----- Records provided -----
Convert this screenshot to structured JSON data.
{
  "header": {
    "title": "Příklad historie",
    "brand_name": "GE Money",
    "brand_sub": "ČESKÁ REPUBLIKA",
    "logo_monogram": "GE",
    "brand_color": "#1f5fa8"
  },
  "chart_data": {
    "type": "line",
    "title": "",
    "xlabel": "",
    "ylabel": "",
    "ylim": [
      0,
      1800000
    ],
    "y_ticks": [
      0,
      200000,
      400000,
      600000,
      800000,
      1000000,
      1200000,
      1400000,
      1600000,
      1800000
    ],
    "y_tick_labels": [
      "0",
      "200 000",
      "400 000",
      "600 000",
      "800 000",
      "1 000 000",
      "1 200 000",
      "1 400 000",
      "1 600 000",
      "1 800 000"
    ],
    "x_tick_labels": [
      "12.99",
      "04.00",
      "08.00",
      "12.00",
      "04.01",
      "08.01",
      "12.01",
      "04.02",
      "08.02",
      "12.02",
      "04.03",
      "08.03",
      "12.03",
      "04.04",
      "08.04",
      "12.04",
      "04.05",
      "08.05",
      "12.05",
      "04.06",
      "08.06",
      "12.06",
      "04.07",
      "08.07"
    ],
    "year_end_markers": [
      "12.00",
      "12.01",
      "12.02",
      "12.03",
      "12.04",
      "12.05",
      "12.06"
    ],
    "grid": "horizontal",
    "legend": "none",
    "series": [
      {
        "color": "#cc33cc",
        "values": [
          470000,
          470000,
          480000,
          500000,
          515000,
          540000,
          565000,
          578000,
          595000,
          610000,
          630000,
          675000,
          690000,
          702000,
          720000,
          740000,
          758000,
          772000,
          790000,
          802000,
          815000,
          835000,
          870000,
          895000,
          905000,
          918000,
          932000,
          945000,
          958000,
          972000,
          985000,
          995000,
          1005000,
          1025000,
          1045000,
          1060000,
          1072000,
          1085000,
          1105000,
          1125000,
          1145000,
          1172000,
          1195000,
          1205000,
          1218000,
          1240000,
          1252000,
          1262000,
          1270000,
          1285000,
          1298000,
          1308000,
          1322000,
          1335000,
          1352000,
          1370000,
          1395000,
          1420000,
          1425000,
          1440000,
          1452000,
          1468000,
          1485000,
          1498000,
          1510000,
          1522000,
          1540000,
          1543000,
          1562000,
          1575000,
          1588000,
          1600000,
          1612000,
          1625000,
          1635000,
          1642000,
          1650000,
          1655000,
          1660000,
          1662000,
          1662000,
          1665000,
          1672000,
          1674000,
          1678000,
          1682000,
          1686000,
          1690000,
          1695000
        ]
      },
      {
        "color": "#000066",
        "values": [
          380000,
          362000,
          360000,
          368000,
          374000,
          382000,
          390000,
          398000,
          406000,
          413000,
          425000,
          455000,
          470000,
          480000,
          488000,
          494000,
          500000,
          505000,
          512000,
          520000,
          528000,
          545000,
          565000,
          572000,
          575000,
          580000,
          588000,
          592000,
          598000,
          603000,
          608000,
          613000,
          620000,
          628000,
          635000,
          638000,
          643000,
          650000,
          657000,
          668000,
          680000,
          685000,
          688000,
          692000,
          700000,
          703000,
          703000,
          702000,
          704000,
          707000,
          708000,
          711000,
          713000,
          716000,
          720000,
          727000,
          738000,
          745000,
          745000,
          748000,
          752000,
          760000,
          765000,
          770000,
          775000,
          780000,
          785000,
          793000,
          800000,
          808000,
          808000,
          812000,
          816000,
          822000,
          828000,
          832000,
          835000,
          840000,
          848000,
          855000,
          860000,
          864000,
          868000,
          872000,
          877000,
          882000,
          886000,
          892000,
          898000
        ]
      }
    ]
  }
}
-----
Short task: Each entry above is to be printed again exactly.

Completed exercise:
Convert this screenshot to structured JSON data.
{
  "header": {
    "title": "Příklad historie",
    "brand_name": "GE Money",
    "brand_sub": "ČESKÁ REPUBLIKA",
    "logo_monogram": "GE",
    "brand_color": "#1f5fa8"
  },
  "chart_data": {
    "type": "line",
    "title": "",
    "xlabel": "",
    "ylabel": "",
    "ylim": [
      0,
      1800000
    ],
    "y_ticks": [
      0,
      200000,
      400000,
      600000,
      800000,
      1000000,
      1200000,
      1400000,
      1600000,
      1800000
    ],
    "y_tick_labels": [
      "0",
      "200 000",
      "400 000",
      "600 000",
      "800 000",
      "1 000 000",
      "1 200 000",
      "1 400 000",
      "1 600 000",
      "1 800 000"
    ],
    "x_tick_labels": [
      "12.99",
      "04.00",
      "08.00",
      "12.00",
      "04.01",
      "08.01",
      "12.01",
      "04.02",
      "08.02",
      "12.02",
      "04.03",
      "08.03",
      "12.03",
      "04.04",
      "08.04",
      "12.04",
      "04.05",
      "08.05",
      "12.05",
      "04.06",
      "08.06",
      "12.06",
      "04.07",
      "08.07"
    ],
    "year_end_markers": [
      "12.00",
      "12.01",
      "12.02",
      "12.03",
      "12.04",
      "12.05",
      "12.06"
    ],
    "grid": "horizontal",
    "legend": "none",
    "series": [
      {
        "color": "#cc33cc",
        "values": [
          470000,
          470000,
          480000,
          500000,
          515000,
          540000,
          565000,
          578000,
          595000,
          610000,
          630000,
          675000,
          690000,
          702000,
          720000,
          740000,
          758000,
          772000,
          790000,
          802000,
          815000,
          835000,
          870000,
          895000,
          905000,
          918000,
          932000,
          945000,
          958000,
          972000,
          985000,
          995000,
          1005000,
          1025000,
          1045000,
          1060000,
          1072000,
          1085000,
          1105000,
          1125000,
          1145000,
          1172000,
          1195000,
          1205000,
          1218000,
          1240000,
          1252000,
          1262000,
          1270000,
          1285000,
          1298000,
          1308000,
          1322000,
          1335000,
          1352000,
          1370000,
          1395000,
          1420000,
          1425000,
          1440000,
          1452000,
          1468000,
          1485000,
          1498000,
          1510000,
          1522000,
          1540000,
          1543000,
          1562000,
          1575000,
          1588000,
          1600000,
          1612000,
          1625000,
          1635000,
          1642000,
          1650000,
          1655000,
          1660000,
          1662000,
          1662000,
          1665000,
          1672000,
          1674000,
          1678000,
          1682000,
          1686000,
          1690000,
          1695000
        ]
      },
      {
        "color": "#000066",
        "values": [
          380000,
          362000,
          360000,
          368000,
          374000,
          382000,
          390000,
          398000,
          406000,
          413000,
          425000,
          455000,
          470000,
          480000,
          488000,
          494000,
          500000,
          505000,
          512000,
          520000,
          528000,
          545000,
          565000,
          572000,
          575000,
          580000,
          588000,
          592000,
          598000,
          603000,
          608000,
          613000,
          620000,
          628000,
          635000,
          638000,
          643000,
          650000,
          657000,
          668000,
          680000,
          685000,
          688000,
          692000,
          700000,
          703000,
          703000,
          702000,
          704000,
          707000,
          708000,
          711000,
          713000,
          716000,
          720000,
          727000,
          738000,
          745000,
          745000,
          748000,
          752000,
          760000,
          765000,
          770000,
          775000,
          780000,
          785000,
          793000,
          800000,
          808000,
          808000,
          812000,
          816000,
          822000,
          828000,
          832000,
          835000,
          840000,
          848000,
          855000,
          860000,
          864000,
          868000,
          872000,
          877000,
          882000,
          886000,
          892000,
          898000
        ]
      }
    ]
  }
}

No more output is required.